▶ [Request]: Each line containing the word "Указатели" needs to be copied.

▶ [Data supplied]:
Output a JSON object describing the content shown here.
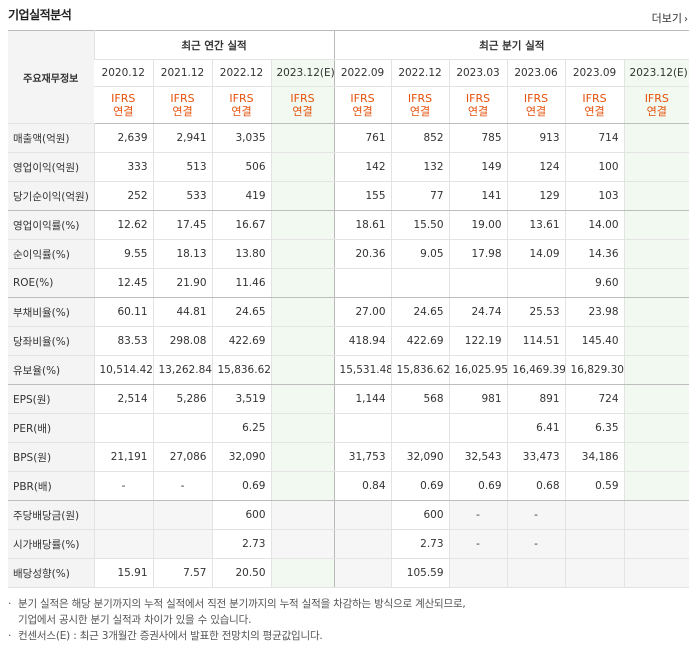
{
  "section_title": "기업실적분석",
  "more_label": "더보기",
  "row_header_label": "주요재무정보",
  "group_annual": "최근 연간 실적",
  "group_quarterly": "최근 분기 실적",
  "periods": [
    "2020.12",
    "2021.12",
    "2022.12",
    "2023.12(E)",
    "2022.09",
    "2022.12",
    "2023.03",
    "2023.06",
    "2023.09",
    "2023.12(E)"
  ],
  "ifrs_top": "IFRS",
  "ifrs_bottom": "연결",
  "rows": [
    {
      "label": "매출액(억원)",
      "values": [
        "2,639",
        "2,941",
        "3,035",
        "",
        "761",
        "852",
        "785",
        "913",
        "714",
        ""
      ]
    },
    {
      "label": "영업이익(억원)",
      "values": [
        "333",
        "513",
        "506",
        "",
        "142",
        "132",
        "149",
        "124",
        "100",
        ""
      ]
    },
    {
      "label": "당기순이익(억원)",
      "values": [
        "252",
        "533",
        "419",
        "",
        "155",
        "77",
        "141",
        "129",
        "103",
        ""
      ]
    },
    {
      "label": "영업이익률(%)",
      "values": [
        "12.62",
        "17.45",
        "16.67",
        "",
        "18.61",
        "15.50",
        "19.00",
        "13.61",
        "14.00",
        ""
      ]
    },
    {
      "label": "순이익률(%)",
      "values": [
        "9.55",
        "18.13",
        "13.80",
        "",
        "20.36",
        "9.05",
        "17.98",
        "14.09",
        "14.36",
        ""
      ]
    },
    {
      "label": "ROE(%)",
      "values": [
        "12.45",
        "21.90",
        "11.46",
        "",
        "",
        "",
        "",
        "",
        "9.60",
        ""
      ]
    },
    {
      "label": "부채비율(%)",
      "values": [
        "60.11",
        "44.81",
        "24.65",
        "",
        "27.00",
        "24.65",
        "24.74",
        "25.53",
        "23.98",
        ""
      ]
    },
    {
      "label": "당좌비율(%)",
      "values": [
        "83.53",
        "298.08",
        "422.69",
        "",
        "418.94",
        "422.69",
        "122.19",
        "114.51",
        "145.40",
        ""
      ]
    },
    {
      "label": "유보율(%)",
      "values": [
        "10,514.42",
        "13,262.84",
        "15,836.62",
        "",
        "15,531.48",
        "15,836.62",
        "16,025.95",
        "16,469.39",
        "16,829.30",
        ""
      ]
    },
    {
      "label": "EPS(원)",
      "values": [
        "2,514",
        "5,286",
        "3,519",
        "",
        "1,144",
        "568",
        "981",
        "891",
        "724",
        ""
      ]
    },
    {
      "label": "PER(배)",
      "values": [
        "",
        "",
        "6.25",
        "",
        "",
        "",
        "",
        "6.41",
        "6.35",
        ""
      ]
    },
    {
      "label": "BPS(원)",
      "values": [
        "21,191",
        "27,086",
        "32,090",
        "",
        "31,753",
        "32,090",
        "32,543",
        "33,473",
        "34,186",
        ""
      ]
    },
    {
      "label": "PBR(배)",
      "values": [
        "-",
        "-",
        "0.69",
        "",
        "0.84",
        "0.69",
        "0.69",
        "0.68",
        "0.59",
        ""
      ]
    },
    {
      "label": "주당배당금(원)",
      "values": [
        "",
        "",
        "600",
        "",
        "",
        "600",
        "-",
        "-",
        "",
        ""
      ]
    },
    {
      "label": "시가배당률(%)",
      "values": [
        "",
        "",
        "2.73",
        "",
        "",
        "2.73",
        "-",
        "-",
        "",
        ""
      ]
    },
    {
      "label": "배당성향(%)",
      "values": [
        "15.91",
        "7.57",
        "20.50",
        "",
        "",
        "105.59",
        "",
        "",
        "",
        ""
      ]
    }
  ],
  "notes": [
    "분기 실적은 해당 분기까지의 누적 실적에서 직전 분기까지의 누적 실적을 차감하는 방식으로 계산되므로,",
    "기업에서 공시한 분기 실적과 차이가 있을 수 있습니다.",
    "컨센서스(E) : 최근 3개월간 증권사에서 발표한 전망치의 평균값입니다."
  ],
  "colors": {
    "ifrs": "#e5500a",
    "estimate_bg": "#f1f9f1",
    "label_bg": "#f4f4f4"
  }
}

* * *

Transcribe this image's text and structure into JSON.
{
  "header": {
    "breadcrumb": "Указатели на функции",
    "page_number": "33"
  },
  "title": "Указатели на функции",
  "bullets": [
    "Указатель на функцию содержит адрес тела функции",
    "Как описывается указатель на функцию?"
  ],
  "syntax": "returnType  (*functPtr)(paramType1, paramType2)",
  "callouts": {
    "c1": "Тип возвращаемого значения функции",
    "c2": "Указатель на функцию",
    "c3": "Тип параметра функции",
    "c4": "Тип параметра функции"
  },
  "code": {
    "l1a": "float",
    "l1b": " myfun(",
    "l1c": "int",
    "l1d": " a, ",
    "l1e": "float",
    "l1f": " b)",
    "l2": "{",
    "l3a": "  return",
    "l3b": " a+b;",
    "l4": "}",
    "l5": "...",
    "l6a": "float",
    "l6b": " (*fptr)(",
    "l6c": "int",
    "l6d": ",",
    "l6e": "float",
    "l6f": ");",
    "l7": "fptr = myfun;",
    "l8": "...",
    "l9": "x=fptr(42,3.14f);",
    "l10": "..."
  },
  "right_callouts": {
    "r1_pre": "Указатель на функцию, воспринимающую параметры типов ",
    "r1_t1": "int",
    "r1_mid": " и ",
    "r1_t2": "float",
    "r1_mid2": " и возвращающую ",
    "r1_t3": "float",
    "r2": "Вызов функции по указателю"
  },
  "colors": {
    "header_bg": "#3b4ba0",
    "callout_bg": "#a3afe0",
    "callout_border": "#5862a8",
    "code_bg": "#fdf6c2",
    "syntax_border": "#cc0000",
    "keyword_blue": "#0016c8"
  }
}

▶ [Solution for this problem]:
    "breadcrumb": "Указатели на функции",
  "title": "Указатели на функции",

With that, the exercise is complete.